#### TASK PROMPT:
Copy out each line that includes the word "open".

___ DATA SHOWN

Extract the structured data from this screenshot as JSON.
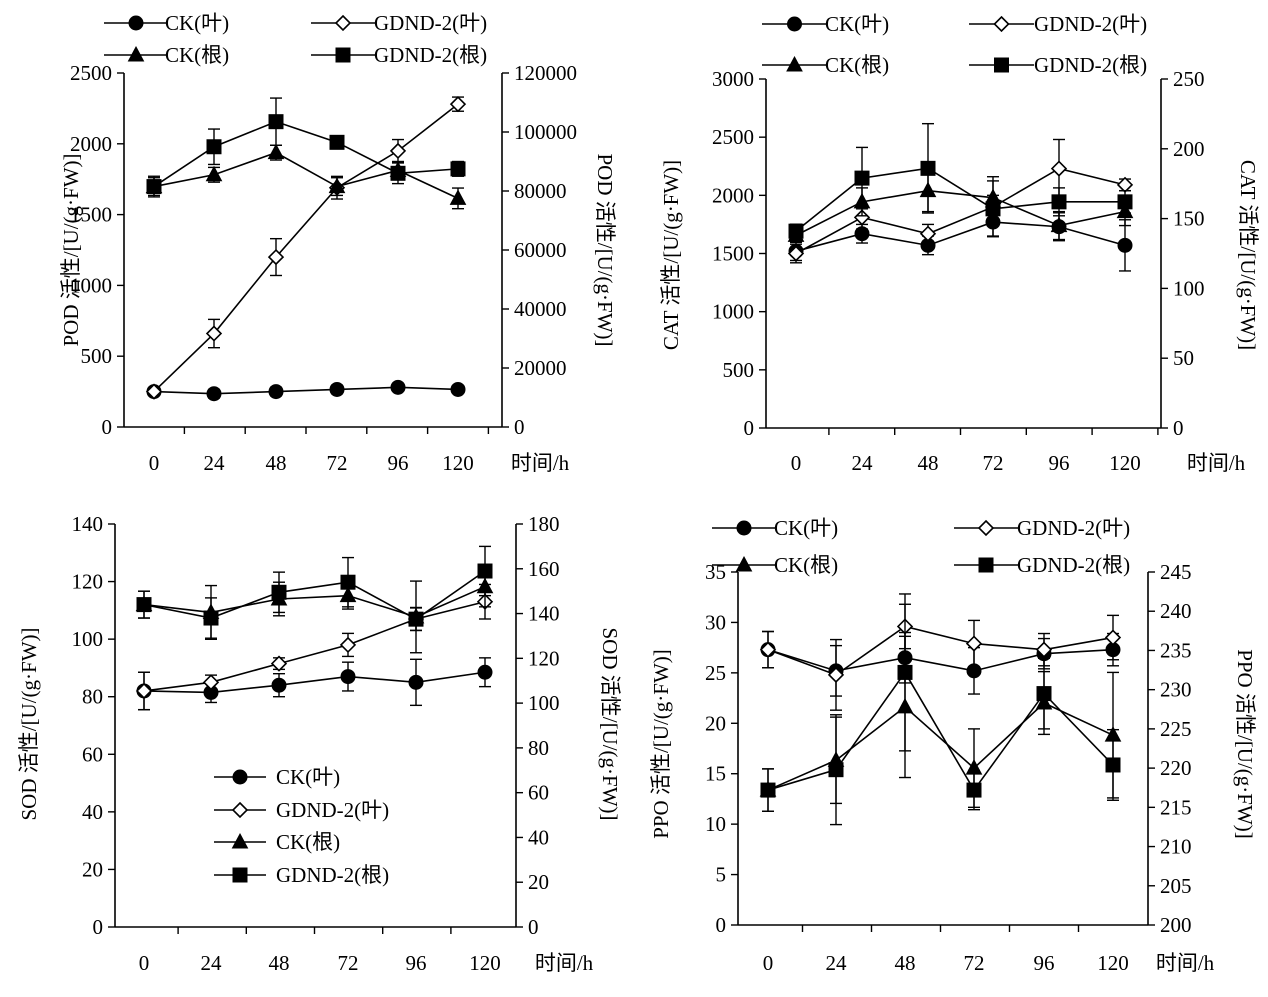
{
  "chart_data": [
    {
      "type": "line",
      "x": [
        0,
        24,
        48,
        72,
        96,
        120
      ],
      "xlabel": "时间/h",
      "ylabel": "POD 活性/[U/(g·FW)]",
      "y2label": "POD 活性/[U/(g·FW)]",
      "ylim": [
        0,
        2500
      ],
      "yticks": [
        0,
        500,
        1000,
        1500,
        2000,
        2500
      ],
      "y2lim": [
        0,
        120000
      ],
      "y2ticks": [
        0,
        20000,
        40000,
        60000,
        80000,
        100000,
        120000
      ],
      "legend_position": "top",
      "series": [
        {
          "name": "CK(叶)",
          "marker": "circle",
          "axis": "left",
          "values": [
            250,
            235,
            250,
            265,
            280,
            265
          ],
          "errors": [
            25,
            30,
            30,
            30,
            25,
            20
          ]
        },
        {
          "name": "GDND-2(叶)",
          "marker": "diamond",
          "axis": "left",
          "values": [
            250,
            660,
            1200,
            1690,
            1950,
            2280
          ],
          "errors": [
            20,
            100,
            130,
            80,
            80,
            50
          ]
        },
        {
          "name": "CK(根)",
          "marker": "triangle",
          "axis": "right",
          "values": [
            81500,
            85500,
            93000,
            81500,
            87000,
            77500
          ],
          "errors": [
            3000,
            2500,
            2500,
            3000,
            3000,
            3500
          ]
        },
        {
          "name": "GDND-2(根)",
          "marker": "square",
          "axis": "right",
          "values": [
            81500,
            95000,
            103500,
            96500,
            86000,
            87500
          ],
          "errors": [
            3500,
            6000,
            8000,
            2000,
            3500,
            2500
          ]
        }
      ]
    },
    {
      "type": "line",
      "x": [
        0,
        24,
        48,
        72,
        96,
        120
      ],
      "xlabel": "时间/h",
      "ylabel": "CAT 活性/[U/(g·FW)]",
      "y2label": "CAT 活性/[U/(g·FW)]",
      "ylim": [
        0,
        3000
      ],
      "yticks": [
        0,
        500,
        1000,
        1500,
        2000,
        2500,
        3000
      ],
      "y2lim": [
        0,
        250
      ],
      "y2ticks": [
        0,
        50,
        100,
        150,
        200,
        250
      ],
      "legend_position": "top",
      "series": [
        {
          "name": "CK(叶)",
          "marker": "circle",
          "axis": "left",
          "values": [
            1520,
            1670,
            1570,
            1770,
            1730,
            1570
          ],
          "errors": [
            80,
            80,
            80,
            120,
            120,
            220
          ]
        },
        {
          "name": "GDND-2(叶)",
          "marker": "diamond",
          "axis": "left",
          "values": [
            1500,
            1810,
            1670,
            1900,
            2230,
            2090
          ],
          "errors": [
            80,
            100,
            80,
            100,
            250,
            50
          ]
        },
        {
          "name": "CK(根)",
          "marker": "triangle",
          "axis": "right",
          "values": [
            138,
            162,
            170,
            165,
            145,
            155
          ],
          "errors": [
            5,
            10,
            15,
            15,
            10,
            10
          ]
        },
        {
          "name": "GDND-2(根)",
          "marker": "square",
          "axis": "right",
          "values": [
            141,
            179,
            186,
            157,
            162,
            162
          ],
          "errors": [
            5,
            22,
            32,
            20,
            10,
            8
          ]
        }
      ]
    },
    {
      "type": "line",
      "x": [
        0,
        24,
        48,
        72,
        96,
        120
      ],
      "xlabel": "时间/h",
      "ylabel": "SOD 活性/[U/(g·FW)]",
      "y2label": "SOD 活性/[U/(g·FW)]",
      "ylim": [
        0,
        140
      ],
      "yticks": [
        0,
        20,
        40,
        60,
        80,
        100,
        120,
        140
      ],
      "y2lim": [
        0,
        180
      ],
      "y2ticks": [
        0,
        20,
        40,
        60,
        80,
        100,
        120,
        140,
        160,
        180
      ],
      "legend_position": "lower-left inside",
      "series": [
        {
          "name": "CK(叶)",
          "marker": "circle",
          "axis": "left",
          "values": [
            82,
            81.5,
            84,
            87,
            85,
            88.5
          ],
          "errors": [
            6.5,
            3.5,
            4,
            5,
            8,
            5
          ]
        },
        {
          "name": "GDND-2(叶)",
          "marker": "diamond",
          "axis": "left",
          "values": [
            82,
            85,
            91.5,
            98,
            107,
            113
          ],
          "errors": [
            6.5,
            2.5,
            2,
            4,
            4,
            6
          ]
        },
        {
          "name": "CK(根)",
          "marker": "triangle",
          "axis": "right",
          "values": [
            144,
            140.5,
            146.5,
            148,
            138.5,
            152
          ],
          "errors": [
            6,
            12,
            7.5,
            6,
            16,
            9
          ]
        },
        {
          "name": "GDND-2(根)",
          "marker": "square",
          "axis": "right",
          "values": [
            144,
            138,
            149.5,
            154,
            137.5,
            159
          ],
          "errors": [
            6,
            9,
            9,
            11,
            5,
            11
          ]
        }
      ]
    },
    {
      "type": "line",
      "x": [
        0,
        24,
        48,
        72,
        96,
        120
      ],
      "xlabel": "时间/h",
      "ylabel": "PPO 活性/[U/(g·FW)]",
      "y2label": "PPO 活性/[U/(g·FW)]",
      "ylim": [
        0,
        35
      ],
      "yticks": [
        0,
        5,
        10,
        15,
        20,
        25,
        30,
        35
      ],
      "y2lim": [
        200,
        245
      ],
      "y2ticks": [
        200,
        205,
        210,
        215,
        220,
        225,
        230,
        235,
        240,
        245
      ],
      "legend_position": "top",
      "series": [
        {
          "name": "CK(叶)",
          "marker": "circle",
          "axis": "left",
          "values": [
            27.3,
            25.2,
            26.5,
            25.2,
            26.9,
            27.3
          ],
          "errors": [
            1.8,
            2.5,
            2.5,
            2.3,
            1.5,
            1.6
          ]
        },
        {
          "name": "GDND-2(叶)",
          "marker": "diamond",
          "axis": "left",
          "values": [
            27.3,
            24.8,
            29.6,
            27.9,
            27.3,
            28.5
          ],
          "errors": [
            1.8,
            3.5,
            2.2,
            2.3,
            1.6,
            2.2
          ]
        },
        {
          "name": "CK(根)",
          "marker": "triangle",
          "axis": "right",
          "values": [
            217.2,
            221,
            227.8,
            220,
            228.3,
            224.2
          ],
          "errors": [
            2.7,
            5.5,
            9,
            5,
            4,
            8
          ]
        },
        {
          "name": "GDND-2(根)",
          "marker": "square",
          "axis": "right",
          "values": [
            217.2,
            219.8,
            232.2,
            217.2,
            229.5,
            220.4
          ],
          "errors": [
            2.7,
            7,
            10,
            2.5,
            4.5,
            4.5
          ]
        }
      ]
    }
  ]
}
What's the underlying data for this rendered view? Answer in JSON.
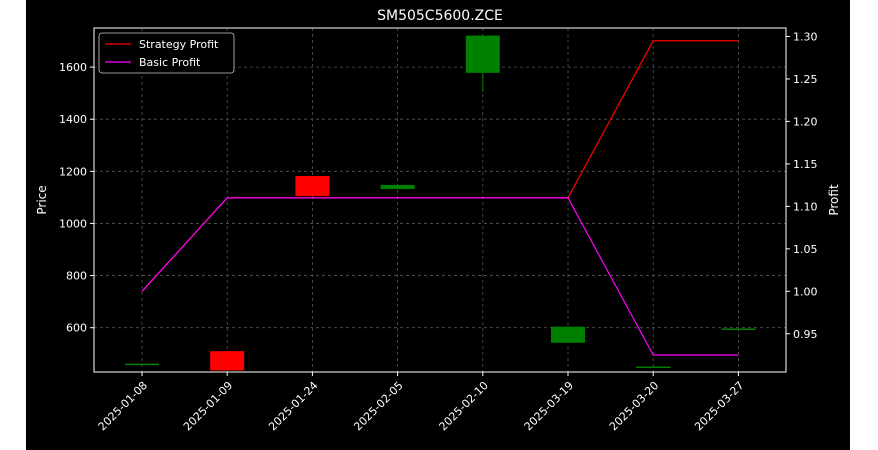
{
  "chart_data": {
    "type": "candlestick+line",
    "title": "SM505C5600.ZCE",
    "xlabel": "",
    "ylabel_left": "Price",
    "ylabel_right": "Profit",
    "grid": true,
    "legend_position": "top-left",
    "categories": [
      "2025-01-08",
      "2025-01-09",
      "2025-01-24",
      "2025-02-05",
      "2025-02-10",
      "2025-03-19",
      "2025-03-20",
      "2025-03-27"
    ],
    "ylim_left": [
      430,
      1750
    ],
    "yticks_left": [
      600,
      800,
      1000,
      1200,
      1400,
      1600
    ],
    "ylim_right": [
      0.905,
      1.31
    ],
    "yticks_right": [
      0.95,
      1.0,
      1.05,
      1.1,
      1.15,
      1.2,
      1.25,
      1.3
    ],
    "candles": [
      {
        "open": 462,
        "close": 462,
        "high": 462,
        "low": 462
      },
      {
        "open": 510,
        "close": 436,
        "high": 510,
        "low": 436
      },
      {
        "open": 1182,
        "close": 1105,
        "high": 1182,
        "low": 1105
      },
      {
        "open": 1132,
        "close": 1148,
        "high": 1148,
        "low": 1132
      },
      {
        "open": 1578,
        "close": 1721,
        "high": 1721,
        "low": 1505
      },
      {
        "open": 542,
        "close": 604,
        "high": 604,
        "low": 542
      },
      {
        "open": 451,
        "close": 451,
        "high": 451,
        "low": 451
      },
      {
        "open": 597,
        "close": 597,
        "high": 597,
        "low": 597
      }
    ],
    "series": [
      {
        "name": "Strategy Profit",
        "color": "#ff0000",
        "values": [
          1.0,
          1.11,
          1.11,
          1.11,
          1.11,
          1.11,
          1.295,
          1.295
        ]
      },
      {
        "name": "Basic Profit",
        "color": "#ff00ff",
        "values": [
          1.0,
          1.11,
          1.11,
          1.11,
          1.11,
          1.11,
          0.925,
          0.925
        ]
      }
    ],
    "colors": {
      "up": "#008000",
      "down": "#ff0000",
      "background": "#000000",
      "text": "#ffffff",
      "grid": "#555555"
    }
  }
}
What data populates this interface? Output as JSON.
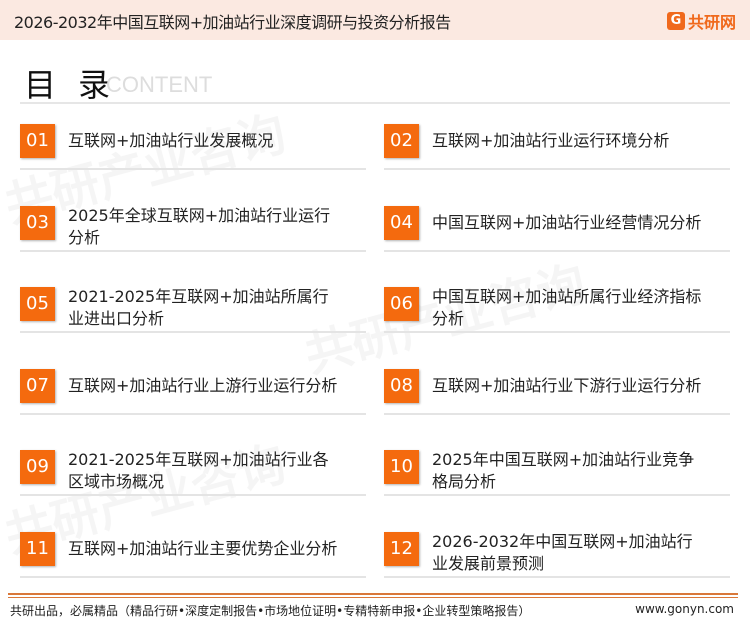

______

#### RESULT BELOW:
        "open": 462,
        "open": 510,
        "open": 1182,
        "open": 1132,
        "open": 1578,
        "open": 542,
        "open": 451,
        "open": 597,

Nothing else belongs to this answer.